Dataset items
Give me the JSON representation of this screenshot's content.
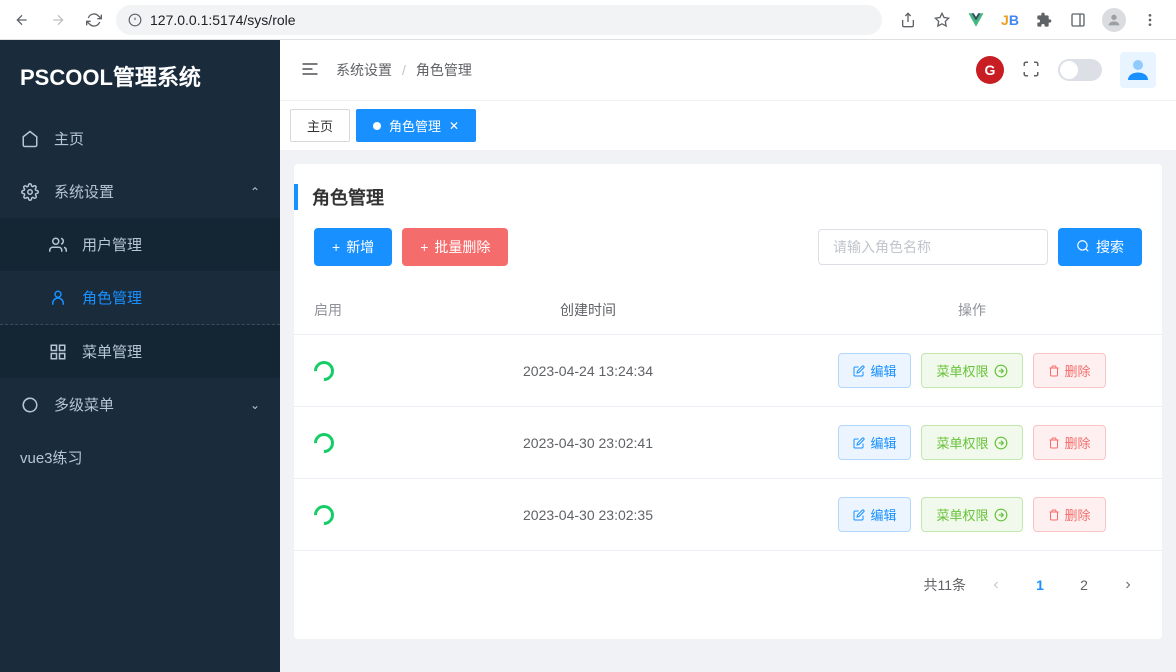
{
  "browser": {
    "url": "127.0.0.1:5174/sys/role"
  },
  "app": {
    "logo": "PSCOOL管理系统"
  },
  "sidebar": {
    "items": [
      {
        "label": "主页"
      },
      {
        "label": "系统设置"
      },
      {
        "label": "用户管理"
      },
      {
        "label": "角色管理"
      },
      {
        "label": "菜单管理"
      },
      {
        "label": "多级菜单"
      },
      {
        "label": "vue3练习"
      }
    ]
  },
  "breadcrumb": {
    "item1": "系统设置",
    "item2": "角色管理"
  },
  "tabs": {
    "home": "主页",
    "role": "角色管理"
  },
  "page": {
    "title": "角色管理",
    "addBtn": "新增",
    "batchDelBtn": "批量删除",
    "searchPlaceholder": "请输入角色名称",
    "searchBtn": "搜索"
  },
  "table": {
    "headers": {
      "enable": "启用",
      "createTime": "创建时间",
      "ops": "操作"
    },
    "opLabels": {
      "edit": "编辑",
      "perm": "菜单权限",
      "del": "删除"
    },
    "rows": [
      {
        "time": "2023-04-24 13:24:34"
      },
      {
        "time": "2023-04-30 23:02:41"
      },
      {
        "time": "2023-04-30 23:02:35"
      }
    ]
  },
  "pagination": {
    "total": "共11条",
    "page1": "1",
    "page2": "2"
  }
}
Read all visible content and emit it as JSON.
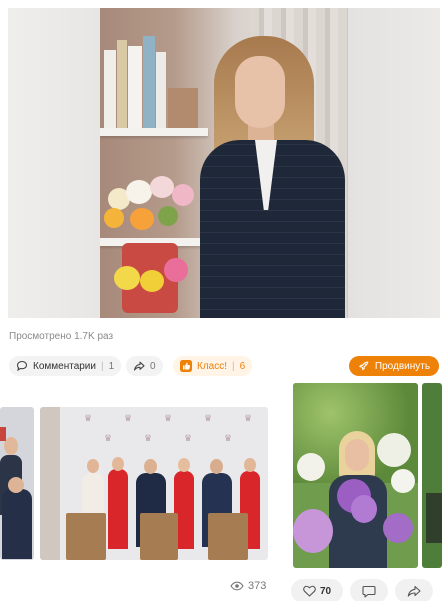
{
  "post": {
    "views_text": "Просмотрено 1.7K раз"
  },
  "actions": {
    "comments_label": "Комментарии",
    "comments_count": "1",
    "reshare_count": "0",
    "class_label": "Класс!",
    "class_count": "6",
    "promote_label": "Продвинуть"
  },
  "feed": {
    "views_count": "373",
    "likes_count": "70"
  },
  "colors": {
    "accent": "#ee8208",
    "pill_bg": "#f3f3f3",
    "muted_text": "#8a8a8a"
  },
  "icons": {
    "comment": "comment-icon",
    "reshare": "reshare-icon",
    "class": "thumbs-up-icon",
    "promote": "rocket-icon",
    "views": "eye-icon",
    "like": "heart-icon"
  }
}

Do this: Copy all the data exactly as written, but skip any picture.

Answer to this exercise:
Give me the JSON representation of this screenshot's content.
{
  "browser": {
    "url": "127.0.0.1:5174/sys/role"
  },
  "app": {
    "logo": "PSCOOL管理系统"
  },
  "sidebar": {
    "items": [
      {
        "label": "主页"
      },
      {
        "label": "系统设置"
      },
      {
        "label": "用户管理"
      },
      {
        "label": "角色管理"
      },
      {
        "label": "菜单管理"
      },
      {
        "label": "多级菜单"
      },
      {
        "label": "vue3练习"
      }
    ]
  },
  "breadcrumb": {
    "item1": "系统设置",
    "item2": "角色管理"
  },
  "tabs": {
    "home": "主页",
    "role": "角色管理"
  },
  "page": {
    "title": "角色管理",
    "addBtn": "新增",
    "batchDelBtn": "批量删除",
    "searchPlaceholder": "请输入角色名称",
    "searchBtn": "搜索"
  },
  "table": {
    "headers": {
      "enable": "启用",
      "createTime": "创建时间",
      "ops": "操作"
    },
    "opLabels": {
      "edit": "编辑",
      "perm": "菜单权限",
      "del": "删除"
    },
    "rows": [
      {
        "time": "2023-04-24 13:24:34"
      },
      {
        "time": "2023-04-30 23:02:41"
      },
      {
        "time": "2023-04-30 23:02:35"
      }
    ]
  },
  "pagination": {
    "total": "共11条",
    "page1": "1",
    "page2": "2"
  }
}
Read all visible content and emit it as JSON.
{
  "post": {
    "views_text": "Просмотрено 1.7K раз"
  },
  "actions": {
    "comments_label": "Комментарии",
    "comments_count": "1",
    "reshare_count": "0",
    "class_label": "Класс!",
    "class_count": "6",
    "promote_label": "Продвинуть"
  },
  "feed": {
    "views_count": "373",
    "likes_count": "70"
  },
  "colors": {
    "accent": "#ee8208",
    "pill_bg": "#f3f3f3",
    "muted_text": "#8a8a8a"
  },
  "icons": {
    "comment": "comment-icon",
    "reshare": "reshare-icon",
    "class": "thumbs-up-icon",
    "promote": "rocket-icon",
    "views": "eye-icon",
    "like": "heart-icon"
  }
}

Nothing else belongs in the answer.